#### Ejercicios propuestos
1 - En el texto sobre la felicidad de los niños, reescribe el pasaje desde "Noticieros y diarios;" hasta "grado de insatisfacción." sustituyendo "abuelos" por "primos".
2 - ¿Cuál es el título del libro del Doctor Lawrence Shapiro que se cita en el texto sobre la felicidad de los niños?
3 - Según el texto sobre la felicidad de los niños, ¿qué posibles consecuencias tiene ocultarles todo y mostrarles un mundo perfecto?

Matías tiene dos años y es pura sonrisa. Da gusto verlo trepar a la silla, bajarse, volver a subir, sacarse las zapatillas, volver a bajar, abrazar a su papá, tratar de ponerse las zapatillas y realizar tantos otros movimientos, todos coronados por una sonrisa. Es la luz de los ojos de su papá, también llamado Matías, quien ante un comentario, reflexiona: “Sí, está todo el día con una sonrisa… Con mi esposa siempre decimos, ¿será un síntoma de que es feliz?” Que sea sano, que duerma bien, que coma de todo, que deje el chupete… los padres quieren muchas cosas para sus hijos pero, antes que nada, desean que sean felices.
Noticieros y diarios; caminar por la calle; peleas familiares; peleas con amigos; enfermedades y angustias. Permanentemente aparecen recordatorios de que la vida no es perfecta. Esa es la realidad cotidiana. Pero también –y en mayor medida– hay buenas noticias, sonrisas de mamá, juegos con papá, abrazos, risas, alegría, en algunos casos hermanos, amigos, juegos, mascotas, abuelos, tíos, cumpleaños, regalos, canciones y cuentos.
En un mundo de luces y sombras, ¿cómo ayudar a los niños, desde su primera infancia, a que sean felices? Ningún extremo es bueno. Ocultar todo y mostrarles un mundo perfecto es sembrar la posibilidad de adultos inseguros, con muy baja tolerancia a la frustración, posibles depresiones, un alto grado de negación de la realidad, dificultades para socializar, compartir y controlar sus enojos, y un alto grado de insatisfacción.
En el otro extremo, actitudes como hablarles permanentemente de la escasez de dinero; usarlos como rehenes en peleas de adultos; convertirlos en confidentes y depositarios de enojos, frustraciones e insatisfacciones adultas; no demostrar los afectos; desvalorizarlos por su edad –“todavía eres muy chico para entender” – y exigirles como si fueran adultos –“¿eso es lo mejor que puedes hacer?”–, pueden llegar a produciradultos introvertidos, temerosose insatisfechos.
Lo básico esque exista una buena comunicación con los padres, no sólo verbal sino también gestual y afectiva. No es sólo un tema de cantidad, sino también de calidad. Que en los tiempos compartidos los padres puedan, sobre todo con su ejemplo, enseñarles a hablar de sus afectos, alegrías y tristezas. Dice el Doctor Lawrence Shapiro en su libro Inteligencia Emocional en los Niños: “En las familias donde los sentimientos se expresan y examinan abiertamente, los niños desarrollan el vocabulario para pensar en sus emociones y comunicarlas. Aprender a identificar y transmitir las emociones es una parte importante de la comunicación y un aspecto vital del control emocional”. Todo esto ayudará a crear adultos potencialmente seguros, en control de sus emociones, con capacidad para compartir y tener paciencia, sobrellevar los fracasos y disfrutar de lo que les gusta.

#### Entradas proporcionadas
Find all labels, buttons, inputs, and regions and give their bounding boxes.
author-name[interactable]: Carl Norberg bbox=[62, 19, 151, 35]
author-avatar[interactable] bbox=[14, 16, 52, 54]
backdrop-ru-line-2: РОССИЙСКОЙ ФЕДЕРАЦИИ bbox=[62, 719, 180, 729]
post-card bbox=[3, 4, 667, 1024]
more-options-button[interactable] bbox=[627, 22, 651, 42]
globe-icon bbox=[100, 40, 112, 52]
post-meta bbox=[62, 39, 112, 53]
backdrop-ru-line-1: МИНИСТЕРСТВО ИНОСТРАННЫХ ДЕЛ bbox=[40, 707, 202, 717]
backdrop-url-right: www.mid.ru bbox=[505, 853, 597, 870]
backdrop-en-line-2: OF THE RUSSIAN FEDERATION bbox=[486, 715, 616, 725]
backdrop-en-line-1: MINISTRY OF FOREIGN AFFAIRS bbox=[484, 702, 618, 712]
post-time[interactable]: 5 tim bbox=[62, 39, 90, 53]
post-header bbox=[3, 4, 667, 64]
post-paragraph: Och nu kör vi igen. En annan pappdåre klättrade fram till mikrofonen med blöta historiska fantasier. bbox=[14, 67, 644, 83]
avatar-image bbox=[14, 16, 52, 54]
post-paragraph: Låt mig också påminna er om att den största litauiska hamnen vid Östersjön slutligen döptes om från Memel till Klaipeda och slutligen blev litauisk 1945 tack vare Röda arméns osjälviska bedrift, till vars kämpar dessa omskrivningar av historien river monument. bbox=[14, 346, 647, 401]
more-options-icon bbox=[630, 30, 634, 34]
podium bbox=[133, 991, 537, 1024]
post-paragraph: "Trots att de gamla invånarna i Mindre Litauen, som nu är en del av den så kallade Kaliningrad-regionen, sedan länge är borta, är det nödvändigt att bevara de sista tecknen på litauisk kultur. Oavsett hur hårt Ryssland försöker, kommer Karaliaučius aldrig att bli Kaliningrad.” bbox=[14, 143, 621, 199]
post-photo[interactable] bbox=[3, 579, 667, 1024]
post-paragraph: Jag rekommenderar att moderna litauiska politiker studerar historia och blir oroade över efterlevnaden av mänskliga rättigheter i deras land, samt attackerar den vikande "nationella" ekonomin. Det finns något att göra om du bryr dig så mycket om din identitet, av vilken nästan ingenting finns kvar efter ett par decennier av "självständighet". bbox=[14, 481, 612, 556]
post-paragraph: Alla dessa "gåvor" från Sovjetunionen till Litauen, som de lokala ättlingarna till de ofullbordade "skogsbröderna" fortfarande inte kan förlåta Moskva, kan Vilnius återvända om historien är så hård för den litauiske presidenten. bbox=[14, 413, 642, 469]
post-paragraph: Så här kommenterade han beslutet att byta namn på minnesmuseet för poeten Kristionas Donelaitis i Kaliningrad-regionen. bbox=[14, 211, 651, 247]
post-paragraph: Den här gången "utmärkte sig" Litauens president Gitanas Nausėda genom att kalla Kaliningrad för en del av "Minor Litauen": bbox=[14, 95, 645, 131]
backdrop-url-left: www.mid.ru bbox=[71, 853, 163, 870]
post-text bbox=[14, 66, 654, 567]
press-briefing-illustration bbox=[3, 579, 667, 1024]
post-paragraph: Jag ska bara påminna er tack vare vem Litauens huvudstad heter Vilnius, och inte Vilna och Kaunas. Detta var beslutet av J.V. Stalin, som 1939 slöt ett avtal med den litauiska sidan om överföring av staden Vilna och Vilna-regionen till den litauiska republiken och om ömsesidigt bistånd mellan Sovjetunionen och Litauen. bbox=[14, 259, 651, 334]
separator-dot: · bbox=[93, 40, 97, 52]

#### Respuestas
1 -
Noticieros y diarios; caminar por la calle; peleas familiares; peleas con amigos; enfermedades y angustias. Permanentemente aparecen recordatorios de que la vida no es perfecta. Esa es la realidad cotidiana. Pero también –y en mayor medida– hay buenas noticias, sonrisas de mamá, juegos con papá, abrazos, risas, alegría, en algunos casos hermanos, amigos, juegos, mascotas, primos, tíos, cumpleaños, regalos, canciones y cuentos.
En un mundo de luces y sombras, ¿cómo ayudar a los niños, desde su primera infancia, a que sean felices? Ningún extremo es bueno. Ocultar todo y mostrarles un mundo perfecto es sembrar la posibilidad de adultos inseguros, con muy baja tolerancia a la frustración, posibles depresiones, un alto grado de negación de la realidad, dificultades para socializar, compartir y controlar sus enojos, y un alto grado de insatisfacción.

2 - Inteligencia Emocional en los Niños.

3 -
- Adultos inseguros
- Muy baja tolerancia a la frustración
- Posibles depresiones
- Un alto grado de negación de la realidad
- Dificultades para socializar, compartir y controlar sus enojos
- Un alto grado de insatisfacción